> _Collection entries_:
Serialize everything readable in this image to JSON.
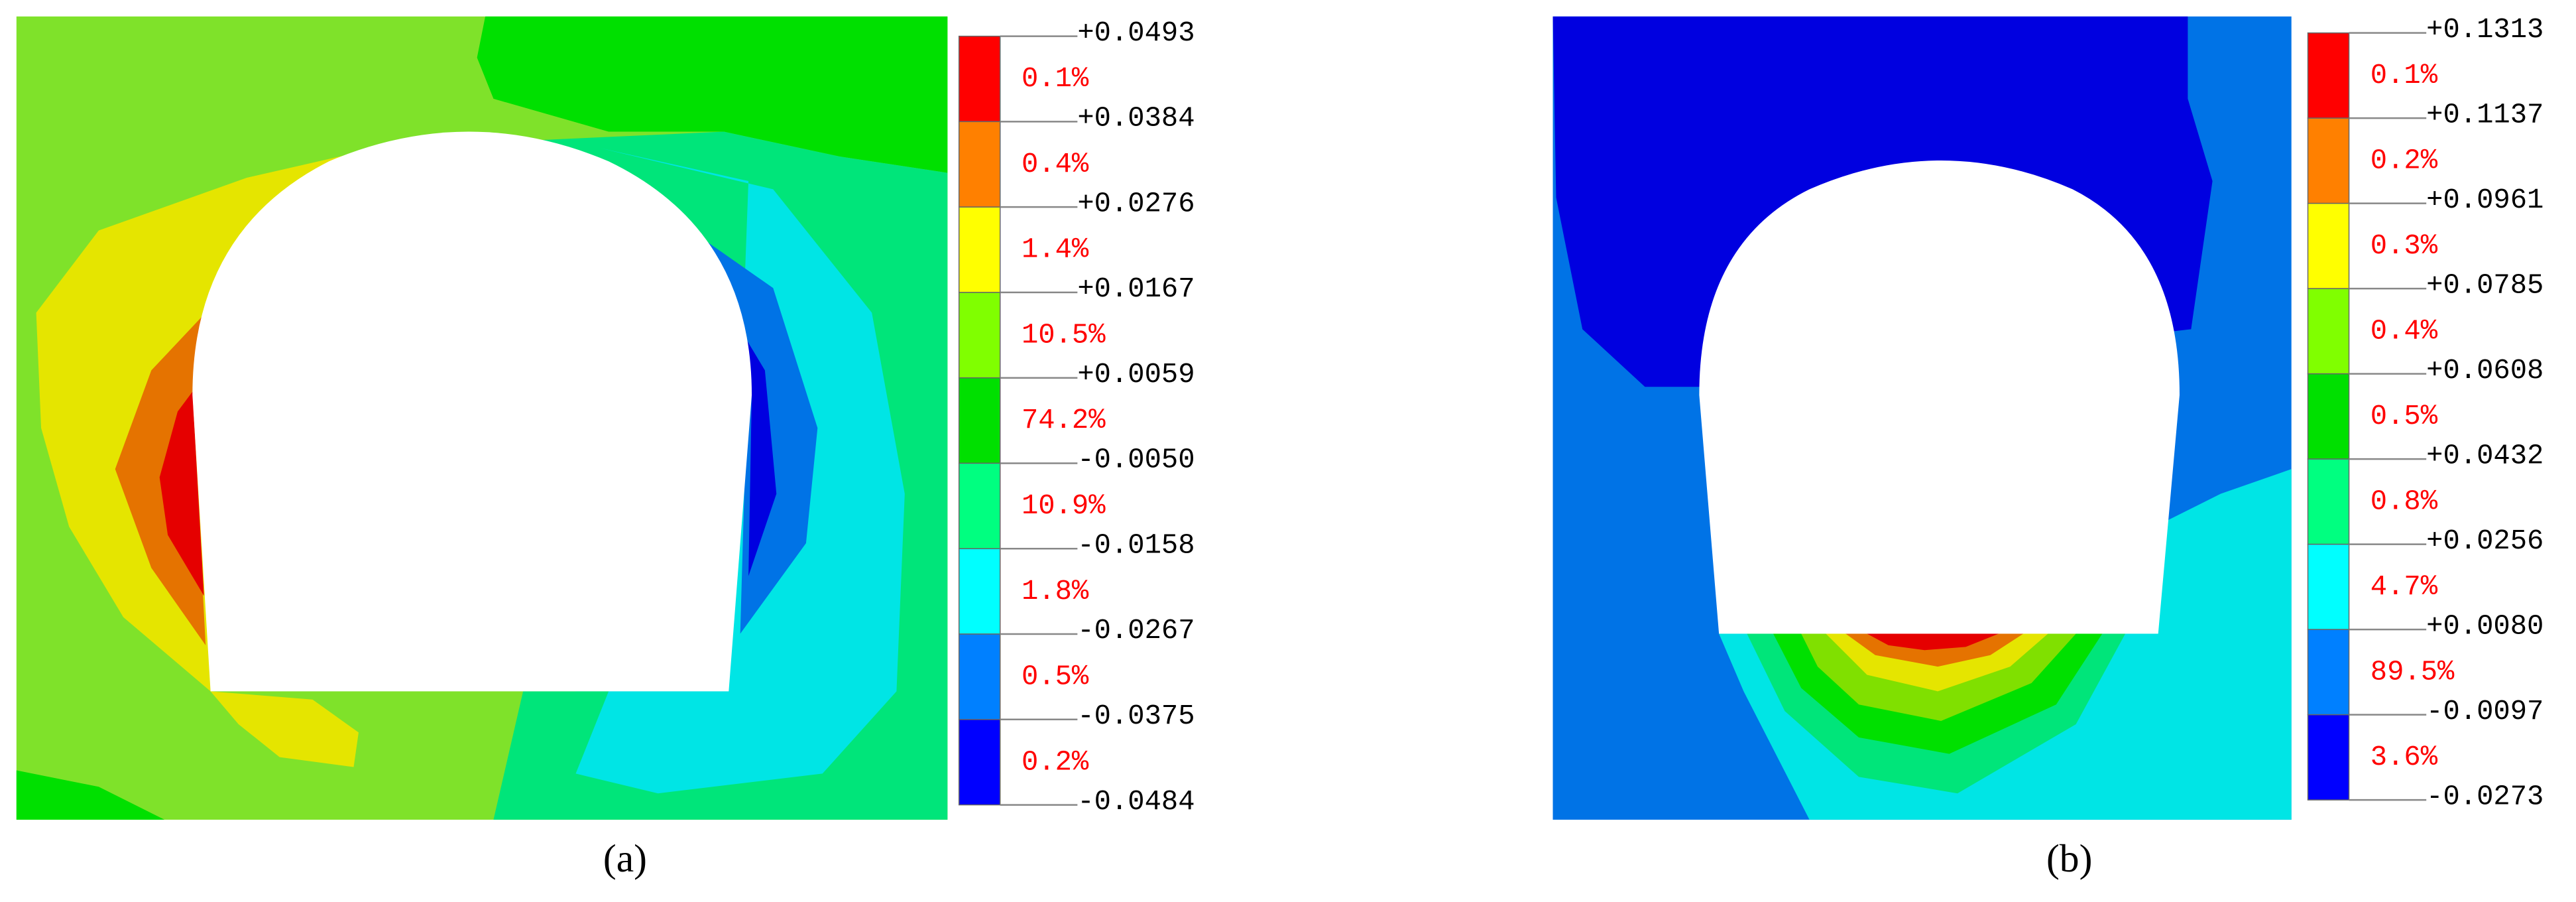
{
  "panels": [
    {
      "caption": "(a)",
      "levels": [
        "+0.0493",
        "+0.0384",
        "+0.0276",
        "+0.0167",
        "+0.0059",
        "-0.0050",
        "-0.0158",
        "-0.0267",
        "-0.0375",
        "-0.0484"
      ],
      "percents": [
        "0.1%",
        "0.4%",
        "1.4%",
        "10.5%",
        "74.2%",
        "10.9%",
        "1.8%",
        "0.5%",
        "0.2%"
      ],
      "colors": [
        "#ff0000",
        "#ff8000",
        "#ffff00",
        "#80ff00",
        "#00e000",
        "#00ff80",
        "#00ffff",
        "#0080ff",
        "#0000ff"
      ]
    },
    {
      "caption": "(b)",
      "levels": [
        "+0.1313",
        "+0.1137",
        "+0.0961",
        "+0.0785",
        "+0.0608",
        "+0.0432",
        "+0.0256",
        "+0.0080",
        "-0.0097",
        "-0.0273"
      ],
      "percents": [
        "0.1%",
        "0.2%",
        "0.3%",
        "0.4%",
        "0.5%",
        "0.8%",
        "4.7%",
        "89.5%",
        "3.6%"
      ],
      "colors": [
        "#ff0000",
        "#ff8000",
        "#ffff00",
        "#80ff00",
        "#00e000",
        "#00ff80",
        "#00ffff",
        "#0080ff",
        "#0000ff"
      ]
    }
  ]
}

> _WHAT THIS TASK INVOLVES_: Using the data above, print every line exactly, omitting pictures.

> _WRITTEN RESPONSE_:
Serialize everything readable in this image to JSON.
{
  "panels": [
    {
      "caption": "(a)",
      "levels": [
        "+0.0493",
        "+0.0384",
        "+0.0276",
        "+0.0167",
        "+0.0059",
        "-0.0050",
        "-0.0158",
        "-0.0267",
        "-0.0375",
        "-0.0484"
      ],
      "percents": [
        "0.1%",
        "0.4%",
        "1.4%",
        "10.5%",
        "74.2%",
        "10.9%",
        "1.8%",
        "0.5%",
        "0.2%"
      ],
      "colors": [
        "#ff0000",
        "#ff8000",
        "#ffff00",
        "#80ff00",
        "#00e000",
        "#00ff80",
        "#00ffff",
        "#0080ff",
        "#0000ff"
      ]
    },
    {
      "caption": "(b)",
      "levels": [
        "+0.1313",
        "+0.1137",
        "+0.0961",
        "+0.0785",
        "+0.0608",
        "+0.0432",
        "+0.0256",
        "+0.0080",
        "-0.0097",
        "-0.0273"
      ],
      "percents": [
        "0.1%",
        "0.2%",
        "0.3%",
        "0.4%",
        "0.5%",
        "0.8%",
        "4.7%",
        "89.5%",
        "3.6%"
      ],
      "colors": [
        "#ff0000",
        "#ff8000",
        "#ffff00",
        "#80ff00",
        "#00e000",
        "#00ff80",
        "#00ffff",
        "#0080ff",
        "#0000ff"
      ]
    }
  ]
}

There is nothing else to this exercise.